Edit the material below, replacing every "molecular-structure-diagram" with "chemical-structure-diagram" and leaving everything else unchanged.
* * * * * * *
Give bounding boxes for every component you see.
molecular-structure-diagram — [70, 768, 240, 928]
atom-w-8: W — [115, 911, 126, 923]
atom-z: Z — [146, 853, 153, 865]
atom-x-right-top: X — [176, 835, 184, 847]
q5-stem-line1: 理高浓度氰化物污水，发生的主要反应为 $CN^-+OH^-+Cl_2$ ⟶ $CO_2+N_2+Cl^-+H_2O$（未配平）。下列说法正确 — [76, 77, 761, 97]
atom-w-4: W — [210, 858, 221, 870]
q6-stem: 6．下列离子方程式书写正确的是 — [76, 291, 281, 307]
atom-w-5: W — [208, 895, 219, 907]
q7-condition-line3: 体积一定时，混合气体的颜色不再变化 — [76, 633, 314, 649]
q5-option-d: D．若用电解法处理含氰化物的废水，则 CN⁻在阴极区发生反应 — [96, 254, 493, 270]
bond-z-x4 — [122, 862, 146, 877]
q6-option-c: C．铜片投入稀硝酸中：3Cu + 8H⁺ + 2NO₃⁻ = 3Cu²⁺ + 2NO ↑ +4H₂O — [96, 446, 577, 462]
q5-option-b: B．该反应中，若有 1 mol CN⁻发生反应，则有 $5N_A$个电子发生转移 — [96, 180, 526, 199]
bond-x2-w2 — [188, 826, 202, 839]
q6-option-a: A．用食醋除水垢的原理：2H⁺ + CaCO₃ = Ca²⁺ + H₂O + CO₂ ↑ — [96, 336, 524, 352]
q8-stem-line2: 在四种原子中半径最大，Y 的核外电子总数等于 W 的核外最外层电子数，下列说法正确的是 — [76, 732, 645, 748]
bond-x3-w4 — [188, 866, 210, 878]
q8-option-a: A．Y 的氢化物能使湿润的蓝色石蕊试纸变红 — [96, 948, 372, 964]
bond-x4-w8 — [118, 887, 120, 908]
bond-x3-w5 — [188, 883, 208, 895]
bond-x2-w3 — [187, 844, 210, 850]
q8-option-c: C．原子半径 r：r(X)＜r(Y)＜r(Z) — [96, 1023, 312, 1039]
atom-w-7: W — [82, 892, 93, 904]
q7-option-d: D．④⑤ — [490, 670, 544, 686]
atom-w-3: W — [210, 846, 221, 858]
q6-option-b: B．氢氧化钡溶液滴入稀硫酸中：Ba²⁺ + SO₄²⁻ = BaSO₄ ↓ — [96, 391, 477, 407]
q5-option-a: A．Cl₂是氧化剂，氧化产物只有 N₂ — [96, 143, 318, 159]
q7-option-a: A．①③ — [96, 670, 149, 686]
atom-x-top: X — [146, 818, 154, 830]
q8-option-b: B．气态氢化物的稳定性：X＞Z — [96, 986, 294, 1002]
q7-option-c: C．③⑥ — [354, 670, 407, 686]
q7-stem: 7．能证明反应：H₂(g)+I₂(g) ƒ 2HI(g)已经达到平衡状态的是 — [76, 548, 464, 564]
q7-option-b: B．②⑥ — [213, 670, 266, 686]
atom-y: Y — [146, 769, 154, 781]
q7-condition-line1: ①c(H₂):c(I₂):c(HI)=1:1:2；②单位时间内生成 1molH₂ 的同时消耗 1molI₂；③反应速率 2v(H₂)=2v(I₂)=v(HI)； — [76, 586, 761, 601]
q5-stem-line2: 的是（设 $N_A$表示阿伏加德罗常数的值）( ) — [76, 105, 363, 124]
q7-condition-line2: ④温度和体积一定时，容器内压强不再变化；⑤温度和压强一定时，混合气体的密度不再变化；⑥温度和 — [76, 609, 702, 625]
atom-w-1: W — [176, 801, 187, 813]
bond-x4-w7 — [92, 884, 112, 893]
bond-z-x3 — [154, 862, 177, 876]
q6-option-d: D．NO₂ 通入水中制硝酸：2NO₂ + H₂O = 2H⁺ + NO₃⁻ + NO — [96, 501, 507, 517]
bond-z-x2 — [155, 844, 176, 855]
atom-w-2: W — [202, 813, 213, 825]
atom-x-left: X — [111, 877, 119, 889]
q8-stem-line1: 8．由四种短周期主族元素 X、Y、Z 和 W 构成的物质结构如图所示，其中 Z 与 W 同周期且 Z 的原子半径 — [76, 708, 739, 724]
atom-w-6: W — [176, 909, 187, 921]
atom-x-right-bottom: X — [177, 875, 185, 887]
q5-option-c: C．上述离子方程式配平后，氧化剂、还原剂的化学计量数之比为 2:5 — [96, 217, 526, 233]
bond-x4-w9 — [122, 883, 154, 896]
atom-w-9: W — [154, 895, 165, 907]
* * * * * * *
◆ **Exercise solution**:
Give bounding boxes for every component you see.
chemical-structure-diagram — [70, 768, 240, 928]
atom-w-8: W — [115, 911, 126, 923]
atom-z: Z — [146, 853, 153, 865]
atom-x-right-top: X — [176, 835, 184, 847]
q5-stem-line1: 理高浓度氰化物污水，发生的主要反应为 $CN^-+OH^-+Cl_2$ ⟶ $CO_2+N_2+Cl^-+H_2O$（未配平）。下列说法正确 — [76, 77, 761, 97]
atom-w-4: W — [210, 858, 221, 870]
q6-stem: 6．下列离子方程式书写正确的是 — [76, 291, 281, 307]
atom-w-5: W — [208, 895, 219, 907]
q7-condition-line3: 体积一定时，混合气体的颜色不再变化 — [76, 633, 314, 649]
q5-option-d: D．若用电解法处理含氰化物的废水，则 CN⁻在阴极区发生反应 — [96, 254, 493, 270]
bond-z-x4 — [122, 862, 146, 877]
q6-option-c: C．铜片投入稀硝酸中：3Cu + 8H⁺ + 2NO₃⁻ = 3Cu²⁺ + 2NO ↑ +4H₂O — [96, 446, 577, 462]
q5-option-b: B．该反应中，若有 1 mol CN⁻发生反应，则有 $5N_A$个电子发生转移 — [96, 180, 526, 199]
bond-x2-w2 — [188, 826, 202, 839]
q6-option-a: A．用食醋除水垢的原理：2H⁺ + CaCO₃ = Ca²⁺ + H₂O + CO₂ ↑ — [96, 336, 524, 352]
q8-stem-line2: 在四种原子中半径最大，Y 的核外电子总数等于 W 的核外最外层电子数，下列说法正确的是 — [76, 732, 645, 748]
bond-x3-w4 — [188, 866, 210, 878]
q8-option-a: A．Y 的氢化物能使湿润的蓝色石蕊试纸变红 — [96, 948, 372, 964]
bond-x4-w8 — [118, 887, 120, 908]
bond-x3-w5 — [188, 883, 208, 895]
bond-x2-w3 — [187, 844, 210, 850]
q8-option-c: C．原子半径 r：r(X)＜r(Y)＜r(Z) — [96, 1023, 312, 1039]
atom-w-7: W — [82, 892, 93, 904]
q7-option-d: D．④⑤ — [490, 670, 544, 686]
atom-w-3: W — [210, 846, 221, 858]
q6-option-b: B．氢氧化钡溶液滴入稀硫酸中：Ba²⁺ + SO₄²⁻ = BaSO₄ ↓ — [96, 391, 477, 407]
q5-option-a: A．Cl₂是氧化剂，氧化产物只有 N₂ — [96, 143, 318, 159]
q7-option-a: A．①③ — [96, 670, 149, 686]
atom-x-top: X — [146, 818, 154, 830]
q8-option-b: B．气态氢化物的稳定性：X＞Z — [96, 986, 294, 1002]
q7-option-c: C．③⑥ — [354, 670, 407, 686]
q7-stem: 7．能证明反应：H₂(g)+I₂(g) ƒ 2HI(g)已经达到平衡状态的是 — [76, 548, 464, 564]
q7-option-b: B．②⑥ — [213, 670, 266, 686]
atom-y: Y — [146, 769, 154, 781]
q7-condition-line1: ①c(H₂):c(I₂):c(HI)=1:1:2；②单位时间内生成 1molH₂ 的同时消耗 1molI₂；③反应速率 2v(H₂)=2v(I₂)=v(HI)； — [76, 586, 761, 601]
q5-stem-line2: 的是（设 $N_A$表示阿伏加德罗常数的值）( ) — [76, 105, 363, 124]
q7-condition-line2: ④温度和体积一定时，容器内压强不再变化；⑤温度和压强一定时，混合气体的密度不再变化；⑥温度和 — [76, 609, 702, 625]
atom-w-1: W — [176, 801, 187, 813]
bond-x4-w7 — [92, 884, 112, 893]
bond-z-x3 — [154, 862, 177, 876]
q6-option-d: D．NO₂ 通入水中制硝酸：2NO₂ + H₂O = 2H⁺ + NO₃⁻ + NO — [96, 501, 507, 517]
bond-z-x2 — [155, 844, 176, 855]
atom-w-2: W — [202, 813, 213, 825]
atom-x-left: X — [111, 877, 119, 889]
q8-stem-line1: 8．由四种短周期主族元素 X、Y、Z 和 W 构成的物质结构如图所示，其中 Z 与 W 同周期且 Z 的原子半径 — [76, 708, 739, 724]
atom-w-6: W — [176, 909, 187, 921]
atom-x-right-bottom: X — [177, 875, 185, 887]
q5-option-c: C．上述离子方程式配平后，氧化剂、还原剂的化学计量数之比为 2:5 — [96, 217, 526, 233]
bond-x4-w9 — [122, 883, 154, 896]
atom-w-9: W — [154, 895, 165, 907]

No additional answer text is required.